### [Written task]
Reproduce the lines of the items below word for word, starting with the first line and going on through the line that contains "5, 276, 30]".

___ Record extracts ___

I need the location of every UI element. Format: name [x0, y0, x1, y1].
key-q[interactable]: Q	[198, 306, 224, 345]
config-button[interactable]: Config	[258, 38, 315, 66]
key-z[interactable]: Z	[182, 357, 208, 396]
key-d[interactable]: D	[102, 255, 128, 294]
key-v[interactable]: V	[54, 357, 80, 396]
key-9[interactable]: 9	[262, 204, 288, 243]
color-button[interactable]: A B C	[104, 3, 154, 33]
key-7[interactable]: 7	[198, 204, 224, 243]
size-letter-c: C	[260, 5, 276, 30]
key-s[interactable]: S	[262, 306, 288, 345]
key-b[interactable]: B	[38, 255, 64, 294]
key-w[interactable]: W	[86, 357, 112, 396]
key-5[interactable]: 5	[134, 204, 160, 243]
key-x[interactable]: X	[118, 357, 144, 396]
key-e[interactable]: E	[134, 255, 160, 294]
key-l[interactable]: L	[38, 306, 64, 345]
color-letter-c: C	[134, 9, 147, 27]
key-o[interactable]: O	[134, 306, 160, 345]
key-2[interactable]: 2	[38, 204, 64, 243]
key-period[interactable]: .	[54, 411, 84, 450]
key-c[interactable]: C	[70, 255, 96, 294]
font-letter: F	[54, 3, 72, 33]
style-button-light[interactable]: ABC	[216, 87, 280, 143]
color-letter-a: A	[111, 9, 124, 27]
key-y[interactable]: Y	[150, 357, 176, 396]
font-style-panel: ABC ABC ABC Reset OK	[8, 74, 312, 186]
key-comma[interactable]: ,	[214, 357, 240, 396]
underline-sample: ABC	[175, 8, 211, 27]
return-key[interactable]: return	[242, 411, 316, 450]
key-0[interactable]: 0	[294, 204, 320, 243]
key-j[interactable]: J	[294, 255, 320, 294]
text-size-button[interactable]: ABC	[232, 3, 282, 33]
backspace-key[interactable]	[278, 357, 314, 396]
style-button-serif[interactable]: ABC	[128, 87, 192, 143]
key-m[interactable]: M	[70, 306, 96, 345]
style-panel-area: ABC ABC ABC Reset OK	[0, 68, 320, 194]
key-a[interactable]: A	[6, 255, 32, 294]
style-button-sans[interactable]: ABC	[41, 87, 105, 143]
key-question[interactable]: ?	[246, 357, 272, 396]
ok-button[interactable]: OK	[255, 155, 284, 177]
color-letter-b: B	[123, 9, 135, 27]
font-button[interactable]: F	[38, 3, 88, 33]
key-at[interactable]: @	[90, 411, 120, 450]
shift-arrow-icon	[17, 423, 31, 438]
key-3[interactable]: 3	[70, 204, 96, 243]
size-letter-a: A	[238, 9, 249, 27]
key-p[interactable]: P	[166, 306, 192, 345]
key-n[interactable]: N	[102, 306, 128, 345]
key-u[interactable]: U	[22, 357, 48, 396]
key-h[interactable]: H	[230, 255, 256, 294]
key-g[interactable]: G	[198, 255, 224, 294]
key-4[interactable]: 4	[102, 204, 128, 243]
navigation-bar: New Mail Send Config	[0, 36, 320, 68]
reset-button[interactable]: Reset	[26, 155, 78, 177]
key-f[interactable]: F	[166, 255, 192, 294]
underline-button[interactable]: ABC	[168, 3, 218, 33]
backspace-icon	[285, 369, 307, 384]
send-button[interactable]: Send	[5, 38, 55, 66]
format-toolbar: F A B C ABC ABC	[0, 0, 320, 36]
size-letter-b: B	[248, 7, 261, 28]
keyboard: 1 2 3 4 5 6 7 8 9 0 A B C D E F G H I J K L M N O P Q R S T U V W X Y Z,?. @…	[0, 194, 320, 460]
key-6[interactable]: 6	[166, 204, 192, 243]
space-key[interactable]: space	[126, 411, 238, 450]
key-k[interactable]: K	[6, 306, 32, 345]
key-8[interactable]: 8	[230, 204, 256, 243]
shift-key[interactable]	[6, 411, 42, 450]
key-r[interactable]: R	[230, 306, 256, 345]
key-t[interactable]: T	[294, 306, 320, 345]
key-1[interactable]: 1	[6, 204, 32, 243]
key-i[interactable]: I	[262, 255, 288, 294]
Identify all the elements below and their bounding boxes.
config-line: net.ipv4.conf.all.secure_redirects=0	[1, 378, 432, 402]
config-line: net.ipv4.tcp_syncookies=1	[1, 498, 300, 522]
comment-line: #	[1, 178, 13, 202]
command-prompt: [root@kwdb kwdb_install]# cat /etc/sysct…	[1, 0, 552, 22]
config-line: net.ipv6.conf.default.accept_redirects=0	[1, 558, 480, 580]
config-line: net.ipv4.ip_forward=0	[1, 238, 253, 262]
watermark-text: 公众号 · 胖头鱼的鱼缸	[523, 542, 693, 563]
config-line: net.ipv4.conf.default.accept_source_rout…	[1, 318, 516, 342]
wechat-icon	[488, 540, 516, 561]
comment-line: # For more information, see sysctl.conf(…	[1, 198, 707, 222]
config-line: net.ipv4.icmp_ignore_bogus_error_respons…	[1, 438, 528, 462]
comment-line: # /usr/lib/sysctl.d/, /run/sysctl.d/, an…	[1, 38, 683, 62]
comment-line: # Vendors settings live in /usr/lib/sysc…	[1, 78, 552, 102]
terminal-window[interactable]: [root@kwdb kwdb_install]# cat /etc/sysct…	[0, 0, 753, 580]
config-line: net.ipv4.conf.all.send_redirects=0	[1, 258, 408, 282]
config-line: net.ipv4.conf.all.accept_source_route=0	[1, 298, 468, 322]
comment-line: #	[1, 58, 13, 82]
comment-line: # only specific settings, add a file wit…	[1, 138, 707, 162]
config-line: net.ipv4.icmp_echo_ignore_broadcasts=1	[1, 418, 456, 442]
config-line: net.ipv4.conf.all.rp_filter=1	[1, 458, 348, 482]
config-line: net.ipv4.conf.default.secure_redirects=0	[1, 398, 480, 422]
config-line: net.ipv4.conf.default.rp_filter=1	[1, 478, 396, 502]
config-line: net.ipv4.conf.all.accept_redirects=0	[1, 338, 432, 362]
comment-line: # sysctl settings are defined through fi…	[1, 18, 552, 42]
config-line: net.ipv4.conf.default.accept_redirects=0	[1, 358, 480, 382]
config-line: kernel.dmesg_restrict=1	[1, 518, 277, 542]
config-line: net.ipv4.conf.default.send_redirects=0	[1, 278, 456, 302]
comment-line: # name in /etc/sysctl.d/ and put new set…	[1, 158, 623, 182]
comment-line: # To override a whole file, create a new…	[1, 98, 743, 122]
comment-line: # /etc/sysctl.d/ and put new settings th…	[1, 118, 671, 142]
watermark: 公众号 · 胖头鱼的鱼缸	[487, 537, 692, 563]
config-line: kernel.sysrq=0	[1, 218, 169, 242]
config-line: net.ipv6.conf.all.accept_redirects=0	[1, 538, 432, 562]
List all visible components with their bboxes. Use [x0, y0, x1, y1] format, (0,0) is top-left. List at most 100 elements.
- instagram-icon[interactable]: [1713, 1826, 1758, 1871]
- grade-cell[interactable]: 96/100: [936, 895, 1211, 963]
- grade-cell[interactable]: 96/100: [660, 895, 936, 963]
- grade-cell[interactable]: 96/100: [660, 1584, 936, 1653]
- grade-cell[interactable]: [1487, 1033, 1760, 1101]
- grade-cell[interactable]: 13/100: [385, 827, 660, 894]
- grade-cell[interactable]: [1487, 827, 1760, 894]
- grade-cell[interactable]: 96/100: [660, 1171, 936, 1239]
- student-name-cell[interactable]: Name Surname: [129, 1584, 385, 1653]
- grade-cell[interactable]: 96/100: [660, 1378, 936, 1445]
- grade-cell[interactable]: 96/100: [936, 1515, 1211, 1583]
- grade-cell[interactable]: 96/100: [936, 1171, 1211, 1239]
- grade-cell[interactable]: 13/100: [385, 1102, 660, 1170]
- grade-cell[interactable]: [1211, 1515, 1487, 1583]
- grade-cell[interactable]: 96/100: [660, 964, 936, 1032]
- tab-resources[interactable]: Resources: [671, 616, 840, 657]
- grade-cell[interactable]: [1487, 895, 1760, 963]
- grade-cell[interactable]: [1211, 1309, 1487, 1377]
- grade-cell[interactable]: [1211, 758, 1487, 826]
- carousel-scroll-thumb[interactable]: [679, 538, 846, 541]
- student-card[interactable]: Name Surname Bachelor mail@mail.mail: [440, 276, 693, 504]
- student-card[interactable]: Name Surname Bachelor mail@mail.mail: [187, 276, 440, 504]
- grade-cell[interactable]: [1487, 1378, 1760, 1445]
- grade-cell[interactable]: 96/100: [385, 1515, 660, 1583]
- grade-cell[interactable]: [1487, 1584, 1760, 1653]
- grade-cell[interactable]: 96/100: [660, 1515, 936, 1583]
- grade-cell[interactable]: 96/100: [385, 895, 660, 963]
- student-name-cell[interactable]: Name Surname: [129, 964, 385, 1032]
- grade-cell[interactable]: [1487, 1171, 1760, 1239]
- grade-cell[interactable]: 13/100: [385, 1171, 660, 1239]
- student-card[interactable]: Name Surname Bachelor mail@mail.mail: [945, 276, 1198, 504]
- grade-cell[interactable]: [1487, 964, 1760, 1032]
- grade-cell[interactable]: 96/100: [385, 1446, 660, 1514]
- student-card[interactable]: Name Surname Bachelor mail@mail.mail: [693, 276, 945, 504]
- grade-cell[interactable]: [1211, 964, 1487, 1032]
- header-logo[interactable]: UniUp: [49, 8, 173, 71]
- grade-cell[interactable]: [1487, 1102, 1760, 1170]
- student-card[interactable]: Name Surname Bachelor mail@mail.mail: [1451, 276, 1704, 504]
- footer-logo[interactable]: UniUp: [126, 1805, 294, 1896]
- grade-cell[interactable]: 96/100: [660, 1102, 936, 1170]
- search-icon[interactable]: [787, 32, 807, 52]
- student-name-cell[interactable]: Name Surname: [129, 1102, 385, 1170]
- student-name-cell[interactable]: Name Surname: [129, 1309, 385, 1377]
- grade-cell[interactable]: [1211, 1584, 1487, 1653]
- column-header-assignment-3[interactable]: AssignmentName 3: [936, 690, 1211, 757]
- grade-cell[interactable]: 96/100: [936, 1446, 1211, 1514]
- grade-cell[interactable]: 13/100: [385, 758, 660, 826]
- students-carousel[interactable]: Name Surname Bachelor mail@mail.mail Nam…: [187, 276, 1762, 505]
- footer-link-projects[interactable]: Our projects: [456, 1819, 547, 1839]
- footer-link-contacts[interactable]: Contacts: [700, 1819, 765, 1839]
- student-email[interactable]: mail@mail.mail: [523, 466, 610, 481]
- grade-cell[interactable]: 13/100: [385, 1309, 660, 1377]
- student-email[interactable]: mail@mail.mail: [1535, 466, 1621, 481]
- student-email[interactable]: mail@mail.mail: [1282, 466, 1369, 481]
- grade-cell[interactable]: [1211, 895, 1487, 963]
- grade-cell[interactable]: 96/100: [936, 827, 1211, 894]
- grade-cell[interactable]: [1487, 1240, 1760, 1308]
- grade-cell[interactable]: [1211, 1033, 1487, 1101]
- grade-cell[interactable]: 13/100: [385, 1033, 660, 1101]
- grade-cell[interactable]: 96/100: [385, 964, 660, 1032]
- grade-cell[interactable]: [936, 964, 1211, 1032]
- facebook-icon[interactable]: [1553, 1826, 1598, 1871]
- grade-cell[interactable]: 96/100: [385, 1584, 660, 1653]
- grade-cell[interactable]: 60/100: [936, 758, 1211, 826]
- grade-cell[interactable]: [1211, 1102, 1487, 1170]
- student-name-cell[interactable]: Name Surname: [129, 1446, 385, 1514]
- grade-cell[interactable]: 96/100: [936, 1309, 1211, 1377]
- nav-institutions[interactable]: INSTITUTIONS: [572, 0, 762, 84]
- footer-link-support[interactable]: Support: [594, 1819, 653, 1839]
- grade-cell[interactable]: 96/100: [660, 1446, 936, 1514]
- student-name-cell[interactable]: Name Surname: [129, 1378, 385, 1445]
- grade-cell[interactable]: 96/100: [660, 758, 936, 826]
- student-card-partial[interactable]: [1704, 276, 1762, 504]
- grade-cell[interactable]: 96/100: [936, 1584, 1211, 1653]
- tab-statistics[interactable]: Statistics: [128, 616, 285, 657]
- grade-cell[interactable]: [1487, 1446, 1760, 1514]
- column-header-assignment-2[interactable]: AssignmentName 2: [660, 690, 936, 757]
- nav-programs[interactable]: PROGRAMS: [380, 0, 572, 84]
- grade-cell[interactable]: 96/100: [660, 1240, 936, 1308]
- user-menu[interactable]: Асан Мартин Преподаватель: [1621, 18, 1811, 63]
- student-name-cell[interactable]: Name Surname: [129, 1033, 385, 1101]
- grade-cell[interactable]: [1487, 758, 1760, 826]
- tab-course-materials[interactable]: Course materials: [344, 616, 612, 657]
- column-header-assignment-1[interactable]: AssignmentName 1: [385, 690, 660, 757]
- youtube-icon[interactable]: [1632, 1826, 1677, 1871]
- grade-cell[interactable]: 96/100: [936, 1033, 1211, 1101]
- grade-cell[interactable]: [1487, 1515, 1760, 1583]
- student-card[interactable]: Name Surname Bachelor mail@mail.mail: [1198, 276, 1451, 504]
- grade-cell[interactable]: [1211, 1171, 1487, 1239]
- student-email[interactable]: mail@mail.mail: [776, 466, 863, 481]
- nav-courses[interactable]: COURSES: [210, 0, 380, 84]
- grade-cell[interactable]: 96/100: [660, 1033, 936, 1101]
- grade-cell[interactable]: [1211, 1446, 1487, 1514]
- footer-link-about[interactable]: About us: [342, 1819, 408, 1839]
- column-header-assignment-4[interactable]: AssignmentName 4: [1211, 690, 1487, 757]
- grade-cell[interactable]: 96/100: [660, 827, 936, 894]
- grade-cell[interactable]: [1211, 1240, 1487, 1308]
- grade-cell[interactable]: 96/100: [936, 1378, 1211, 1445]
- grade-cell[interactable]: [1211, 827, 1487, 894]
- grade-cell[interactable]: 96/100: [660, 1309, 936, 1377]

___

### [Correct output]
I need the location of every UI element. Format: name [x0, y0, x1, y1].
key-q[interactable]: Q	[198, 306, 224, 345]
config-button[interactable]: Config	[258, 38, 315, 66]
key-z[interactable]: Z	[182, 357, 208, 396]
key-d[interactable]: D	[102, 255, 128, 294]
key-v[interactable]: V	[54, 357, 80, 396]
key-9[interactable]: 9	[262, 204, 288, 243]
color-button[interactable]: A B C	[104, 3, 154, 33]
key-7[interactable]: 7	[198, 204, 224, 243]
size-letter-c: C	[260, 5, 276, 30]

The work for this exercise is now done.